• [Aim of the exercise] Quote the records that follow in full, leaving the pictures out.

Part of a data file:
═══

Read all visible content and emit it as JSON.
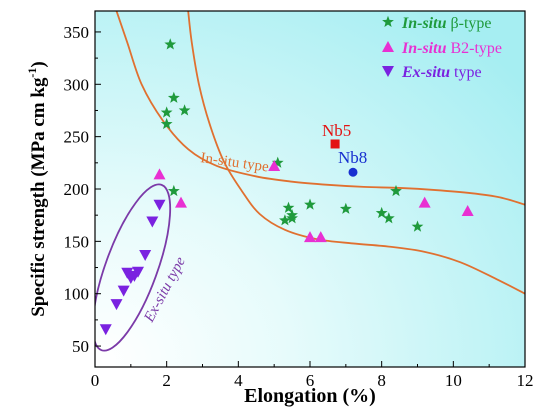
{
  "chart_data": {
    "type": "scatter",
    "xlabel": "Elongation (%)",
    "ylabel_main": "Specific strength (MPa cm kg",
    "ylabel_sup": "-1",
    "ylabel_close": ")",
    "xlim": [
      0,
      12
    ],
    "ylim": [
      30,
      370
    ],
    "xticks": [
      "0",
      "2",
      "4",
      "6",
      "8",
      "10",
      "12"
    ],
    "yticks": [
      "50",
      "100",
      "150",
      "200",
      "250",
      "300",
      "350"
    ],
    "legend_position": "top-right",
    "colors": {
      "beta": "#1f9a3c",
      "b2": "#e830d2",
      "exsitu": "#7a22e0",
      "nb5": "#e31414",
      "nb8": "#1830d0",
      "curve": "#e07030",
      "ellipse": "#7b3aa8",
      "bg_edge": "#a6eef2"
    },
    "legend": [
      {
        "italic": "In-situ",
        "rest": " β-type"
      },
      {
        "italic": "In-situ",
        "rest": " B2-type"
      },
      {
        "italic": "Ex-situ",
        "rest": " type"
      }
    ],
    "series": [
      {
        "name": "In-situ β-type",
        "marker": "star",
        "points": [
          [
            2.1,
            338
          ],
          [
            2.2,
            287
          ],
          [
            2.5,
            275
          ],
          [
            2.0,
            273
          ],
          [
            2.0,
            262
          ],
          [
            2.2,
            198
          ],
          [
            5.1,
            225
          ],
          [
            6.0,
            185
          ],
          [
            5.3,
            170
          ],
          [
            5.4,
            182
          ],
          [
            5.5,
            175
          ],
          [
            5.5,
            172
          ],
          [
            7.0,
            181
          ],
          [
            8.0,
            177
          ],
          [
            8.2,
            172
          ],
          [
            8.4,
            198
          ],
          [
            9.0,
            164
          ]
        ]
      },
      {
        "name": "In-situ B2-type",
        "marker": "triangle",
        "points": [
          [
            1.8,
            214
          ],
          [
            2.4,
            187
          ],
          [
            5.0,
            222
          ],
          [
            6.0,
            154
          ],
          [
            6.3,
            154
          ],
          [
            9.2,
            187
          ],
          [
            10.4,
            179
          ]
        ]
      },
      {
        "name": "Ex-situ type",
        "marker": "triangle-down",
        "points": [
          [
            0.3,
            66
          ],
          [
            0.6,
            90
          ],
          [
            0.8,
            103
          ],
          [
            0.9,
            120
          ],
          [
            1.0,
            115
          ],
          [
            1.2,
            121
          ],
          [
            1.4,
            137
          ],
          [
            1.6,
            169
          ],
          [
            1.8,
            185
          ],
          [
            1.1,
            117
          ]
        ]
      }
    ],
    "highlights": [
      {
        "label": "Nb5",
        "x": 6.7,
        "y": 243,
        "marker": "square"
      },
      {
        "label": "Nb8",
        "x": 7.2,
        "y": 216,
        "marker": "circle"
      }
    ],
    "annotations": {
      "insitu": "In-situ type",
      "exsitu": "Ex-situ type"
    },
    "upper_curve": [
      [
        0.6,
        370
      ],
      [
        0.9,
        340
      ],
      [
        1.3,
        300
      ],
      [
        1.9,
        265
      ],
      [
        2.6,
        238
      ],
      [
        3.4,
        222
      ],
      [
        4.5,
        212
      ],
      [
        5.5,
        207
      ],
      [
        6.5,
        204
      ],
      [
        7.5,
        202
      ],
      [
        8.5,
        201
      ],
      [
        9.5,
        199
      ],
      [
        10.5,
        196
      ],
      [
        11.3,
        192
      ],
      [
        12,
        185
      ]
    ],
    "lower_curve": [
      [
        2.6,
        370
      ],
      [
        2.7,
        340
      ],
      [
        2.9,
        300
      ],
      [
        3.2,
        262
      ],
      [
        3.6,
        226
      ],
      [
        4.1,
        198
      ],
      [
        4.6,
        176
      ],
      [
        5.3,
        161
      ],
      [
        6.2,
        152
      ],
      [
        7.2,
        148
      ],
      [
        8.2,
        145
      ],
      [
        9.2,
        140
      ],
      [
        10.2,
        130
      ],
      [
        11.2,
        114
      ],
      [
        12,
        100
      ]
    ],
    "ellipse": {
      "cx": 1.02,
      "cy": 125,
      "rx_data": 0.72,
      "ry_data": 84,
      "rotate": 20
    }
  }
}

═══

• [Answer for this exercise]
Read all visible content and emit it as JSON.
{
  "chart_data": {
    "type": "scatter",
    "xlabel": "Elongation (%)",
    "ylabel_main": "Specific strength (MPa cm kg",
    "ylabel_sup": "-1",
    "ylabel_close": ")",
    "xlim": [
      0,
      12
    ],
    "ylim": [
      30,
      370
    ],
    "xticks": [
      "0",
      "2",
      "4",
      "6",
      "8",
      "10",
      "12"
    ],
    "yticks": [
      "50",
      "100",
      "150",
      "200",
      "250",
      "300",
      "350"
    ],
    "legend_position": "top-right",
    "colors": {
      "beta": "#1f9a3c",
      "b2": "#e830d2",
      "exsitu": "#7a22e0",
      "nb5": "#e31414",
      "nb8": "#1830d0",
      "curve": "#e07030",
      "ellipse": "#7b3aa8",
      "bg_edge": "#a6eef2"
    },
    "legend": [
      {
        "italic": "In-situ",
        "rest": " β-type"
      },
      {
        "italic": "In-situ",
        "rest": " B2-type"
      },
      {
        "italic": "Ex-situ",
        "rest": " type"
      }
    ],
    "series": [
      {
        "name": "In-situ β-type",
        "marker": "star",
        "points": [
          [
            2.1,
            338
          ],
          [
            2.2,
            287
          ],
          [
            2.5,
            275
          ],
          [
            2.0,
            273
          ],
          [
            2.0,
            262
          ],
          [
            2.2,
            198
          ],
          [
            5.1,
            225
          ],
          [
            6.0,
            185
          ],
          [
            5.3,
            170
          ],
          [
            5.4,
            182
          ],
          [
            5.5,
            175
          ],
          [
            5.5,
            172
          ],
          [
            7.0,
            181
          ],
          [
            8.0,
            177
          ],
          [
            8.2,
            172
          ],
          [
            8.4,
            198
          ],
          [
            9.0,
            164
          ]
        ]
      },
      {
        "name": "In-situ B2-type",
        "marker": "triangle",
        "points": [
          [
            1.8,
            214
          ],
          [
            2.4,
            187
          ],
          [
            5.0,
            222
          ],
          [
            6.0,
            154
          ],
          [
            6.3,
            154
          ],
          [
            9.2,
            187
          ],
          [
            10.4,
            179
          ]
        ]
      },
      {
        "name": "Ex-situ type",
        "marker": "triangle-down",
        "points": [
          [
            0.3,
            66
          ],
          [
            0.6,
            90
          ],
          [
            0.8,
            103
          ],
          [
            0.9,
            120
          ],
          [
            1.0,
            115
          ],
          [
            1.2,
            121
          ],
          [
            1.4,
            137
          ],
          [
            1.6,
            169
          ],
          [
            1.8,
            185
          ],
          [
            1.1,
            117
          ]
        ]
      }
    ],
    "highlights": [
      {
        "label": "Nb5",
        "x": 6.7,
        "y": 243,
        "marker": "square"
      },
      {
        "label": "Nb8",
        "x": 7.2,
        "y": 216,
        "marker": "circle"
      }
    ],
    "annotations": {
      "insitu": "In-situ type",
      "exsitu": "Ex-situ type"
    },
    "upper_curve": [
      [
        0.6,
        370
      ],
      [
        0.9,
        340
      ],
      [
        1.3,
        300
      ],
      [
        1.9,
        265
      ],
      [
        2.6,
        238
      ],
      [
        3.4,
        222
      ],
      [
        4.5,
        212
      ],
      [
        5.5,
        207
      ],
      [
        6.5,
        204
      ],
      [
        7.5,
        202
      ],
      [
        8.5,
        201
      ],
      [
        9.5,
        199
      ],
      [
        10.5,
        196
      ],
      [
        11.3,
        192
      ],
      [
        12,
        185
      ]
    ],
    "lower_curve": [
      [
        2.6,
        370
      ],
      [
        2.7,
        340
      ],
      [
        2.9,
        300
      ],
      [
        3.2,
        262
      ],
      [
        3.6,
        226
      ],
      [
        4.1,
        198
      ],
      [
        4.6,
        176
      ],
      [
        5.3,
        161
      ],
      [
        6.2,
        152
      ],
      [
        7.2,
        148
      ],
      [
        8.2,
        145
      ],
      [
        9.2,
        140
      ],
      [
        10.2,
        130
      ],
      [
        11.2,
        114
      ],
      [
        12,
        100
      ]
    ],
    "ellipse": {
      "cx": 1.02,
      "cy": 125,
      "rx_data": 0.72,
      "ry_data": 84,
      "rotate": 20
    }
  }
}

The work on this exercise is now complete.